▶ [WRITTEN TASK]
Tally the lines containing the word "Assists", and report the tally alone.

(Data items)
= = =
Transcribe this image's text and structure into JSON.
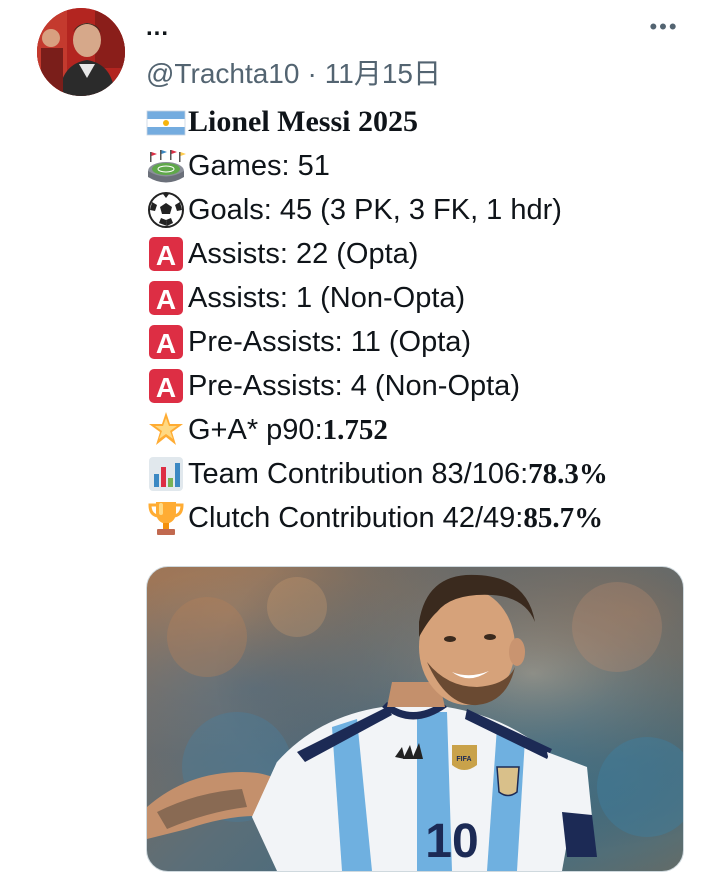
{
  "author": {
    "display_name": "...",
    "handle": "@Trachta10",
    "separator": "·",
    "date": "11月15日"
  },
  "more_icon": "more-horizontal-icon",
  "tweet": {
    "lines": [
      {
        "icon": "argentina-flag-icon",
        "text": "Lionel Messi 2025",
        "bold": ""
      },
      {
        "icon": "stadium-icon",
        "text": "Games: 51",
        "bold": ""
      },
      {
        "icon": "soccer-ball-icon",
        "text": "Goals: 45 (3 PK, 3 FK, 1 hdr)",
        "bold": ""
      },
      {
        "icon": "letter-a-button-icon",
        "text": "Assists: 22 (Opta)",
        "bold": ""
      },
      {
        "icon": "letter-a-button-icon",
        "text": "Assists: 1 (Non-Opta)",
        "bold": ""
      },
      {
        "icon": "letter-a-button-icon",
        "text": "Pre-Assists: 11 (Opta)",
        "bold": ""
      },
      {
        "icon": "letter-a-button-icon",
        "text": "Pre-Assists: 4 (Non-Opta)",
        "bold": ""
      },
      {
        "icon": "glowing-star-icon",
        "text": "G+A* p90: ",
        "bold": "1.752"
      },
      {
        "icon": "bar-chart-icon",
        "text": "Team Contribution 83/106: ",
        "bold": "78.3%"
      },
      {
        "icon": "trophy-icon",
        "text": "Clutch Contribution 42/49: ",
        "bold": "85.7%"
      }
    ]
  },
  "media": {
    "type": "photo",
    "jersey_number": "10"
  },
  "colors": {
    "text": "#0f1419",
    "secondary": "#536471",
    "a_button": "#dd2e44",
    "border": "#cfd9de"
  }
}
= = =
▶ [SOLUTION TO THE EXERCISE]
4